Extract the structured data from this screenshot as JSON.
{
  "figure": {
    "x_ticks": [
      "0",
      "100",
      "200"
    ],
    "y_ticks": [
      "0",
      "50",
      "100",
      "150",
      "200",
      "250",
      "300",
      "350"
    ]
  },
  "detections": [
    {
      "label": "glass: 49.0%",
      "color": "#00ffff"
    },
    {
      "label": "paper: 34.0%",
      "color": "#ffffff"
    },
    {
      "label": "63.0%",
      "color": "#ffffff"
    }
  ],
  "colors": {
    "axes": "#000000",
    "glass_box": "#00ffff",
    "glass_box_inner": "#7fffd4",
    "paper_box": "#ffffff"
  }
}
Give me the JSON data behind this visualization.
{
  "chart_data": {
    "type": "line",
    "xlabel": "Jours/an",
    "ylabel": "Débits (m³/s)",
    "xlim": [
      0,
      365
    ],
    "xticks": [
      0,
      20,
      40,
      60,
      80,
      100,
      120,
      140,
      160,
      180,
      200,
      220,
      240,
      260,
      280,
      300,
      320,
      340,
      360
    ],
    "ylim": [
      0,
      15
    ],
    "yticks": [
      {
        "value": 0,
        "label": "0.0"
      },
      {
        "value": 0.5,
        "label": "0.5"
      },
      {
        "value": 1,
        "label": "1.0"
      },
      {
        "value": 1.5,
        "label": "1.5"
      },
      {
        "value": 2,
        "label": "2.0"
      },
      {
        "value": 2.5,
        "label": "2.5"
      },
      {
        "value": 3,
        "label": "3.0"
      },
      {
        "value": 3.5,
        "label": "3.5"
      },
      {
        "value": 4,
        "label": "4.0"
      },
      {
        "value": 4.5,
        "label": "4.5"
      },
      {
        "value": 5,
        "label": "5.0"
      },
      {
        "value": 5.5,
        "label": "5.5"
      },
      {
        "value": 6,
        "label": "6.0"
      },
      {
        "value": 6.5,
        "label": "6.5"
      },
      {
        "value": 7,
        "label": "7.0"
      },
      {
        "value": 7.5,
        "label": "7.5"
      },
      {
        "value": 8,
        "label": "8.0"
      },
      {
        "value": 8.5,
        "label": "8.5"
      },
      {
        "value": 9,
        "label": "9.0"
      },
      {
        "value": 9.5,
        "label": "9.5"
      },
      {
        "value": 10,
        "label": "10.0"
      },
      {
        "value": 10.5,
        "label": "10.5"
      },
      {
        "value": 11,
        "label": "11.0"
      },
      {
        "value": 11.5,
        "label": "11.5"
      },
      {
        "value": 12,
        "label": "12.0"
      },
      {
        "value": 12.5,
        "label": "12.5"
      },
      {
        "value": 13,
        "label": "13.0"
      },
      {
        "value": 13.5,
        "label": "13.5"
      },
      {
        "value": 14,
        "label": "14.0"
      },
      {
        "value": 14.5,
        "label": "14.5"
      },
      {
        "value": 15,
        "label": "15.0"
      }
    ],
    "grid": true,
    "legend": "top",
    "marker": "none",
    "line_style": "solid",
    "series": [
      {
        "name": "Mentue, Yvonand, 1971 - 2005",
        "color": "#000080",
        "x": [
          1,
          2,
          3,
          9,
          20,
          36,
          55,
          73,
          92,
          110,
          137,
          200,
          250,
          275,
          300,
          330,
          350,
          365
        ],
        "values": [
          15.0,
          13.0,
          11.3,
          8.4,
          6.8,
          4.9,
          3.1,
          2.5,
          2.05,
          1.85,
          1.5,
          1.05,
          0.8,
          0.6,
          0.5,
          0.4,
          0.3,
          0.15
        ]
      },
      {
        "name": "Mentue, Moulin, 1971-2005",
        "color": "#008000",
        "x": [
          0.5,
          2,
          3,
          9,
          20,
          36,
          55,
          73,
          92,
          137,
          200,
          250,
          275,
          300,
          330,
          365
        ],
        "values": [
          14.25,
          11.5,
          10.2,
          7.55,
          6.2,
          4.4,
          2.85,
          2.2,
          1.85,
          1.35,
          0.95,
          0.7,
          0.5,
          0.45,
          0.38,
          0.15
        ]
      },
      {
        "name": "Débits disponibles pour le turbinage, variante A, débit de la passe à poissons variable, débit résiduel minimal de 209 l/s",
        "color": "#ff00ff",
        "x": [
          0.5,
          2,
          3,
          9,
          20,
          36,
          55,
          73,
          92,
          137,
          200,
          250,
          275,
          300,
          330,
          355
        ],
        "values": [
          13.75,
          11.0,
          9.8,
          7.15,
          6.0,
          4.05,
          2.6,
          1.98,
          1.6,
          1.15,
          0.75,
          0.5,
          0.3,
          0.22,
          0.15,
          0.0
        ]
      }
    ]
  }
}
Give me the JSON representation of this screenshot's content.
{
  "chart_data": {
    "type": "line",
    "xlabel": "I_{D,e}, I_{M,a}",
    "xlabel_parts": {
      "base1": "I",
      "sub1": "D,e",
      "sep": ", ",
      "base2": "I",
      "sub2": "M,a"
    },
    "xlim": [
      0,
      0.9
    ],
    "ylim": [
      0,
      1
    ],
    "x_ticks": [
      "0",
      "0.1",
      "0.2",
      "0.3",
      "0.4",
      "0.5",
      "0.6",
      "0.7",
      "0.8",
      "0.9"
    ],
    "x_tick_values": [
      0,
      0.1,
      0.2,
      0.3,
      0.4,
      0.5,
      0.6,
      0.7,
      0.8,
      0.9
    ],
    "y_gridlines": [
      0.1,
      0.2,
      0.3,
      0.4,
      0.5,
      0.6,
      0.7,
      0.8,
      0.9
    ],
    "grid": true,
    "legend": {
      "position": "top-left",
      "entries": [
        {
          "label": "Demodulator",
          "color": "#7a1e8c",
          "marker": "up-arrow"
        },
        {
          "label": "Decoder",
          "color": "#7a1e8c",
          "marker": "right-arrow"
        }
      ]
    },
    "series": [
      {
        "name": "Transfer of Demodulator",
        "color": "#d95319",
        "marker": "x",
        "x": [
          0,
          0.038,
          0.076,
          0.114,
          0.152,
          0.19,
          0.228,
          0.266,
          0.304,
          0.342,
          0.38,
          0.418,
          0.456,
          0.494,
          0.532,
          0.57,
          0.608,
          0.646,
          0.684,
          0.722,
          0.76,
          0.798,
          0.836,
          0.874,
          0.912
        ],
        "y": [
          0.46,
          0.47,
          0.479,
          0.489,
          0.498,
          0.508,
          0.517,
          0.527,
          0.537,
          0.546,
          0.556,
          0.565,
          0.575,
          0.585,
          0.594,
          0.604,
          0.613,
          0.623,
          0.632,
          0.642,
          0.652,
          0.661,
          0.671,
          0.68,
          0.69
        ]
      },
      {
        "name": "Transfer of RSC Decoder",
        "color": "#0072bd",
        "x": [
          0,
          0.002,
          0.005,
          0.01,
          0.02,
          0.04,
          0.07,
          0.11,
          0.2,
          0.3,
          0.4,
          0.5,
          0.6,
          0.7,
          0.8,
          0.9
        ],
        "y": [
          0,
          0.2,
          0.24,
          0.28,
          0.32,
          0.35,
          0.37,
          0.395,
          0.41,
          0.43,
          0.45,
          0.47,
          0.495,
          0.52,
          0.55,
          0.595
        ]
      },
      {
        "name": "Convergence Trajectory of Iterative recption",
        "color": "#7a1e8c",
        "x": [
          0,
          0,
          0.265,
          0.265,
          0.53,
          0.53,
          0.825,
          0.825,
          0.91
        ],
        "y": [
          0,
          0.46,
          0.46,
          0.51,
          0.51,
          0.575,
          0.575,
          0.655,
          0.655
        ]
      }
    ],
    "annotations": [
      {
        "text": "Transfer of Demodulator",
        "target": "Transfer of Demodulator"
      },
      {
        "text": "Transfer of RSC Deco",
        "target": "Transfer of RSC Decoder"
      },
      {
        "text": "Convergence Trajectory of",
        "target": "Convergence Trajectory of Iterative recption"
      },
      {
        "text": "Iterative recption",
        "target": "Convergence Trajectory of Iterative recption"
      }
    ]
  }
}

───

#### TASK TO COMPLETE
Among the records above, find each line holding the string "Demodulator" and pull it out.

#### THE SOLUTION
          "label": "Demodulator",
        "name": "Transfer of Demodulator",
        "text": "Transfer of Demodulator",
        "target": "Transfer of Demodulator"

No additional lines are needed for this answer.